■ **SOURCE DATA**
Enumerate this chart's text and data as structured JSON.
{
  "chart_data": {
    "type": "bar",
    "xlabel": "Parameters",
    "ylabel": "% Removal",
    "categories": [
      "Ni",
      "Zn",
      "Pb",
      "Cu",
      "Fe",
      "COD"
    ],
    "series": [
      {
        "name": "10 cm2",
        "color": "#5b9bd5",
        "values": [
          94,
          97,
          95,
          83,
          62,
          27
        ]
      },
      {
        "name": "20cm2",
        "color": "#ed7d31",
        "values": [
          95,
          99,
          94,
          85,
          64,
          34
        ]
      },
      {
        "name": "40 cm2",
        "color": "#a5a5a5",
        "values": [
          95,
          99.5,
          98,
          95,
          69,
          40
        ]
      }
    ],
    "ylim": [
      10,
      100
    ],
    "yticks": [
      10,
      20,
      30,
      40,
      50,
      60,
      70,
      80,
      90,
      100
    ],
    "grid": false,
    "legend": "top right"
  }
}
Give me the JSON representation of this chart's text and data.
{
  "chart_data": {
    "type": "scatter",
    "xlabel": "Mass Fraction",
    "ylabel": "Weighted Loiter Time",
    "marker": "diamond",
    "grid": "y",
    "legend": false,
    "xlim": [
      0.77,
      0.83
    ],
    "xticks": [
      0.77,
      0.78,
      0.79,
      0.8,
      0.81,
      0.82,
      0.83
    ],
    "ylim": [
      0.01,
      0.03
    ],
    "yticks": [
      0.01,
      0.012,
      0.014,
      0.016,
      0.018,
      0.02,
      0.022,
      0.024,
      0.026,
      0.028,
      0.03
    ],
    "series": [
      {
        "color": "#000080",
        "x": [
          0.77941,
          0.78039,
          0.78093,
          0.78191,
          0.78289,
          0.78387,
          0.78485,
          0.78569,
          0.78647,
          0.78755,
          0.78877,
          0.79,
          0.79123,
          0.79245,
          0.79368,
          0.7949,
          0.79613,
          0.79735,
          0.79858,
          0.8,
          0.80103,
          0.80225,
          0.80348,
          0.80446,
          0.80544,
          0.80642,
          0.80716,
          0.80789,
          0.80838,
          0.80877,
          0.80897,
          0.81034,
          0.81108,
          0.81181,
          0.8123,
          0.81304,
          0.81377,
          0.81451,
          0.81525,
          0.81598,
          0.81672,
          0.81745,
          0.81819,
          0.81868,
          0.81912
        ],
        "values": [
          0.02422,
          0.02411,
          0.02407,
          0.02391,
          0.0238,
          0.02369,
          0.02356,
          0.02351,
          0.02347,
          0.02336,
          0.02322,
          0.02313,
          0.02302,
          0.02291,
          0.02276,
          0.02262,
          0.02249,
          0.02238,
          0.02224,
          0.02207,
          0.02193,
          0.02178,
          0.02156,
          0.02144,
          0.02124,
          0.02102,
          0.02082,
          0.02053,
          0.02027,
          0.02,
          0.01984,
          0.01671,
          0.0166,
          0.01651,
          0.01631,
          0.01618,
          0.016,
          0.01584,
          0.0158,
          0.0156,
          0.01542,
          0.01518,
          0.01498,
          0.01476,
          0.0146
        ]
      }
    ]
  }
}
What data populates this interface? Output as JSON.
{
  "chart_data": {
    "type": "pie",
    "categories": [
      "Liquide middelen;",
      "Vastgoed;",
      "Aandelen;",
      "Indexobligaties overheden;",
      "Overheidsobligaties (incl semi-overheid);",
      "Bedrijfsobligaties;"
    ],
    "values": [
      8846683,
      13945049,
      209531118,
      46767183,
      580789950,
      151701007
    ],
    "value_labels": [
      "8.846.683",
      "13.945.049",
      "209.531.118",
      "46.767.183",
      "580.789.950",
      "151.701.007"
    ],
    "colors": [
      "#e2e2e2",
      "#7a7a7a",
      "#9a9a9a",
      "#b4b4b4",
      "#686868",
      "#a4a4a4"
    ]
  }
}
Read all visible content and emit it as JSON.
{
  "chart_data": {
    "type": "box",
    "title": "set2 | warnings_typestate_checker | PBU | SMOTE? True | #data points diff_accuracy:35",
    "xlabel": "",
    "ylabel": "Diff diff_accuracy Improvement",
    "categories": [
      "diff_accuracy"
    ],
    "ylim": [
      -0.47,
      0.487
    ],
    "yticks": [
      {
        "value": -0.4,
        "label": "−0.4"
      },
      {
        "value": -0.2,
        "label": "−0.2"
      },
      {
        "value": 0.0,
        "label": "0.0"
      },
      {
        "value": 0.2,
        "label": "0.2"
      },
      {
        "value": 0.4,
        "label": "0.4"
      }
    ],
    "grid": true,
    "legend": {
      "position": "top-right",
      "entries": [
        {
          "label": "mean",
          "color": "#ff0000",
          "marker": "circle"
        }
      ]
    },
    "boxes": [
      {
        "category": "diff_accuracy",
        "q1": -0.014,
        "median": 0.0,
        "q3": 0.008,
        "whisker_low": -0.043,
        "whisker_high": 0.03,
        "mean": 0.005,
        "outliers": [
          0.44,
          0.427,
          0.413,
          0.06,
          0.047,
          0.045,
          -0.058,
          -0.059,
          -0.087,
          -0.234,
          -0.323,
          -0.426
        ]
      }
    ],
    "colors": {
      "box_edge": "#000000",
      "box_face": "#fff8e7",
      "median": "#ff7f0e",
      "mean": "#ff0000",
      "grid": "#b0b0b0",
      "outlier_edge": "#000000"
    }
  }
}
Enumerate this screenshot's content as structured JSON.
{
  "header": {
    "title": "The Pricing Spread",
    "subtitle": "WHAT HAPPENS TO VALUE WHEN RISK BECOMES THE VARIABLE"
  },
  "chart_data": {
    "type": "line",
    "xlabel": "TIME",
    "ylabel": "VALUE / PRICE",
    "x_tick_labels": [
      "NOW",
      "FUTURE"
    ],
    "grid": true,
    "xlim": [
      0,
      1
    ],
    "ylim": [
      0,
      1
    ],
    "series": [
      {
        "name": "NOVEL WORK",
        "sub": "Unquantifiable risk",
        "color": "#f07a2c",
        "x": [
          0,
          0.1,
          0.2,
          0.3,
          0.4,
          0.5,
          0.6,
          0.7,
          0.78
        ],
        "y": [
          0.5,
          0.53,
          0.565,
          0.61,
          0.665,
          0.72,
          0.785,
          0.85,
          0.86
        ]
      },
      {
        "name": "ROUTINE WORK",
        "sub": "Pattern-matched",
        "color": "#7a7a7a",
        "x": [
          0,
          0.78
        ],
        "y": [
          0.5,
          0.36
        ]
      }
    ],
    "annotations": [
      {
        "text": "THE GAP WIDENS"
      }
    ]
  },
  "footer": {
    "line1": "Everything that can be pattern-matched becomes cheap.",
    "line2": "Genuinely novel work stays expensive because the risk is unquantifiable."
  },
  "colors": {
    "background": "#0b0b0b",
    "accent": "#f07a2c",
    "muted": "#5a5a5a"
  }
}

■ **EXERCISE AIM**
Which lines hold the word "name"? Show each one.

■ **EXERCISE ANSWER**
        "name": "10 cm2",
        "name": "20cm2",
        "name": "40 cm2",
        "name": "NOVEL WORK",
        "name": "ROUTINE WORK",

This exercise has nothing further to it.